* SELECTED PASSAGE *
--- START ---

Infection of BEAS-2B cells with adenoviral IKK dominant-negative and mutated constructs

BEAS-2B cells were cultured until 70% confluent and then infected with either the null virus (Ad5.CMV.Null), GFP (Ad5-GFP), dominant I{kappa}B{alpha}{Delta}N, and dominant-negative IKK1(KM), IKK2(KA), TBK, and IKK{epsilon}-expressing viruses that have all been described previously (23, 33, 34, 35). All viruses were titered using a Quick Titer Adenovirus ELISA (Cell Biolabs) that uses an anti-hexon Ab to quantitate the infection of HEK 293 cells. Viruses were diluted in K-SFM to a multiplicity of infection (MOI) of 100 before infection of BEAS-2B cells for 20 h. The BEAS-2B cells were subsequently stimulated with IFN-{gamma} (10 ng/ml) for a further 20 h in K-SFM containing 100 U/ml penicillin, 100 µg/ml streptomycin, and 2 mM L-glutamine. Adenoviral infection at MOI 100 had no effect on cell viability.

Western blotting

ECL reagent and Hybond-ECL nitrocellulose were obtained from GE Healthcare. Bis-Tris SDS-PAGE (4–12%) gels and buffers were purchased from Invitrogen Life Technologies. Abs against phosphorylated and total I{kappa}B{alpha} and STAT-1 were purchased from New England Biolabs. BEAS-2B cells were treated with IFN-{gamma} (5–60 min) or IL-1beta (2–30) min in 6-well plates. Cells were scraped and lysed with lysis buffer (10 mM Tris-HCl buffer (pH 7.5) containing 150 mM NaCl, 2 mM EDTA, 1 mM sodium orthovanadate, 1% (v/v) Triton X-100, 1 mM PMSF, 10 µg/ml leupeptin, and 10 µg/ml aprotinin) for 30 min on ice. The lysates were then centrifuged at 12,000 x g for 15 min. The protein concentration of the lysates was measured using the BCA protein assay (Bio-Rad). Equal amounts of protein (20 µg) were resolved with 4–12% Bis-Tris gels. After transferring the proteins onto a nitrocellulose membrane, the membranes were blocked with 5% (w/v) nonfat milk in TBS containing 0.1% (v/v) Tween 20 for 1 h at room temperature. The nitrocellulose was then incubated with Abs specific for either pI{kappa}B{alpha} or pSTAT-1 (Tyr701 and Ser727) overnight at 4°C. The primary Ab was detected with peroxidase-conjugated secondary Abs and labeled proteins were detected by ECL.

--- END ---

* ACTIVITIES *
(1) Please reproduce the methods passage word for word, from "Infection of BEAS-2B cells with" to "on cell viability.".
(2) Name every company that the methods passage gives as a source of a reagent, kit, or material.
(3) Carry the methods passage forward past its final sentence, writing the next part of the procedure.
The rows that come next are not needed for any of this work.

* MATERIAL PROVIDED *

--- START ---

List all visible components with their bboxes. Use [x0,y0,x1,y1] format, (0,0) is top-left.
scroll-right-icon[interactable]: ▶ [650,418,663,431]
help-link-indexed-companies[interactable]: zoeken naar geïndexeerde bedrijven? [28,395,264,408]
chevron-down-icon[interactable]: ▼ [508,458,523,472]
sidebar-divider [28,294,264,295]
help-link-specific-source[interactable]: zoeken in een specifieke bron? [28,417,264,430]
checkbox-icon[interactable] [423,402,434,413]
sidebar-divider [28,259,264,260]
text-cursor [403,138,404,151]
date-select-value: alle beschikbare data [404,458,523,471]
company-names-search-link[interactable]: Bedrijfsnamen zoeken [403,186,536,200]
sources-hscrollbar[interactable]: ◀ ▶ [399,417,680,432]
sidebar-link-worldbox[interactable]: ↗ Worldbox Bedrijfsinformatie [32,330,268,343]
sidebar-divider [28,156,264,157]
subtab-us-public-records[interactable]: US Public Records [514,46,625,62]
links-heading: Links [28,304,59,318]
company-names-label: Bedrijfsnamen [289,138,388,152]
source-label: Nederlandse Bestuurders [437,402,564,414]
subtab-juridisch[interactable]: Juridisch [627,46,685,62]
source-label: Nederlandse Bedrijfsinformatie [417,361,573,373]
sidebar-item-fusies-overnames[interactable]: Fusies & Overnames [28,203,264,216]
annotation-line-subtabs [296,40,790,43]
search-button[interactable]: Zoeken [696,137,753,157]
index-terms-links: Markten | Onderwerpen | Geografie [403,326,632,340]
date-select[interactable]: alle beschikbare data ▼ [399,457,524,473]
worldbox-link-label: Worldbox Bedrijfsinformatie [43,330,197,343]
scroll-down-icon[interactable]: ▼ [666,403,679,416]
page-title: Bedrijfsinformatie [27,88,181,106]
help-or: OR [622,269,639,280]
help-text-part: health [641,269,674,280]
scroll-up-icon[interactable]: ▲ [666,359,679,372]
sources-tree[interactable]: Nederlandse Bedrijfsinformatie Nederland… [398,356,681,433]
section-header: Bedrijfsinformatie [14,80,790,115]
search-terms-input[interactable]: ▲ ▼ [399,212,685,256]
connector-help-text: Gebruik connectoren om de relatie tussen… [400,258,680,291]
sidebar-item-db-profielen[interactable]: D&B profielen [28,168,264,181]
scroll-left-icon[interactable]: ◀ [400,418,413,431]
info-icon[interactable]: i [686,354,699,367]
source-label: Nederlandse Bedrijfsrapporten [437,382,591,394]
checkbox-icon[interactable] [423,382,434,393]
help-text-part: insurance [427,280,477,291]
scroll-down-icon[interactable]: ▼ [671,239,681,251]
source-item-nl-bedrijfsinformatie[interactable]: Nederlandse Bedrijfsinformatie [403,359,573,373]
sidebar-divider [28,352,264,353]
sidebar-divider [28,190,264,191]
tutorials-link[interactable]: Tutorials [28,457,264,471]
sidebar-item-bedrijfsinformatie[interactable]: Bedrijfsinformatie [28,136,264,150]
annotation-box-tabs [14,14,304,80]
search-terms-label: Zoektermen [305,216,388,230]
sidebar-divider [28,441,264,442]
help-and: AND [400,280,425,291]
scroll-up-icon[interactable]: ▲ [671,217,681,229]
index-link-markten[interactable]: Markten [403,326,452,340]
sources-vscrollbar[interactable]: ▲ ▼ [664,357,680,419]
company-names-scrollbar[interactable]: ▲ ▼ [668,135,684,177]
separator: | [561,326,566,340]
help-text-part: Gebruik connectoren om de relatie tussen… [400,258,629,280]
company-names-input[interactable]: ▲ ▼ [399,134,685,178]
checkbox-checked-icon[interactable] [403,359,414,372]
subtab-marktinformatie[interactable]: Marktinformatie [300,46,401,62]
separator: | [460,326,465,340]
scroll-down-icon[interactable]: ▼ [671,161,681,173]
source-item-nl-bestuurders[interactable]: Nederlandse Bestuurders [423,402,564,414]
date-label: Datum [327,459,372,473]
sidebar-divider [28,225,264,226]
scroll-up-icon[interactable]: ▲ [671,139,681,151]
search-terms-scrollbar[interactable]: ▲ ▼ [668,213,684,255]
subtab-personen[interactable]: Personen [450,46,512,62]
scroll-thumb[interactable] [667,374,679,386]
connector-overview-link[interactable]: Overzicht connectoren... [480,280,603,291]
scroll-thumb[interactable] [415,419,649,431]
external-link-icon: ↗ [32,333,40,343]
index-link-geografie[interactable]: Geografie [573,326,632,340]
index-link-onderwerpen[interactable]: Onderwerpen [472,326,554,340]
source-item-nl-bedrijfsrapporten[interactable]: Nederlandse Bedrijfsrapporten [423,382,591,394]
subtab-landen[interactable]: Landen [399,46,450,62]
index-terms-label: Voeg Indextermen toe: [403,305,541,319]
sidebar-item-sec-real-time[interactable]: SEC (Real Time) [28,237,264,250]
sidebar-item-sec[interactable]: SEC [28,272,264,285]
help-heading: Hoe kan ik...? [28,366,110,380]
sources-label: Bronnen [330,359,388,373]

--- END ---

* LIST OF ANSWERS *
(1)
Infection of BEAS-2B cells with adenoviral IKK dominant-negative and mutated constructs

BEAS-2B cells were cultured until 70% confluent and then infected with either the null virus (Ad5.CMV.Null), GFP (Ad5-GFP), dominant I{kappa}B{alpha}{Delta}N, and dominant-negative IKK1(KM), IKK2(KA), TBK, and IKK{epsilon}-expressing viruses that have all been described previously (23, 33, 34, 35). All viruses were titered using a Quick Titer Adenovirus ELISA (Cell Biolabs) that uses an anti-hexon Ab to quantitate the infection of HEK 293 cells. Viruses were diluted in K-SFM to a multiplicity of infection (MOI) of 100 before infection of BEAS-2B cells for 20 h. The BEAS-2B cells were subsequently stimulated with IFN-{gamma} (10 ng/ml) for a further 20 h in K-SFM containing 100 U/ml penicillin, 100 µg/ml streptomycin, and 2 mM L-glutamine. Adenoviral infection at MOI 100 had no effect on cell viability.

(2)
Cell Biolabs
GE Healthcare
Invitrogen Life Technologies
New England Biolabs
Bio-Rad

(3)
Double-label immunoconfocal laser microscopy

BEAS-2B cells were cultured on 8-well glass Labtek slides (Nalge Nunc International). NF-{kappa}B p65 expression was detected using a rabbit polyclonal Ab (sc-109; Santa Cruz Biotechnology). The cells were fixed in ice-cold methanol for 5 min and following three 5-min washes in PBS, cells were labeled with the rabbit anti-p65 Ab overnight in PBS/10% (v/v) normal human serum containing 0.1% (v/v) Triton-100 at 4°C. Following three 5-min washes in PBS, the cells were incubated with an Alexa 488-conjugated goat anti-rabbit IgG F(ab')2 Ab (Molecular Probes) for 2 h in PBS/10% (v/v) normal human serum at room temperature. The slides were washed in PBS and subsequently incubated with 4',6-diamidino-2-phenyl-indole hydrochloride (DAPI) at 10 µM (Sigma-Aldrich) in HBSS for 3 min, washed again, and mounted using Citifluor. Cells (0.7-µm sections) were analyzed using a Leica TCS 4D confocal microscope (Leica Microsystems) equipped with argon and UV lasers. Confocal images were acquired at x20 magnification.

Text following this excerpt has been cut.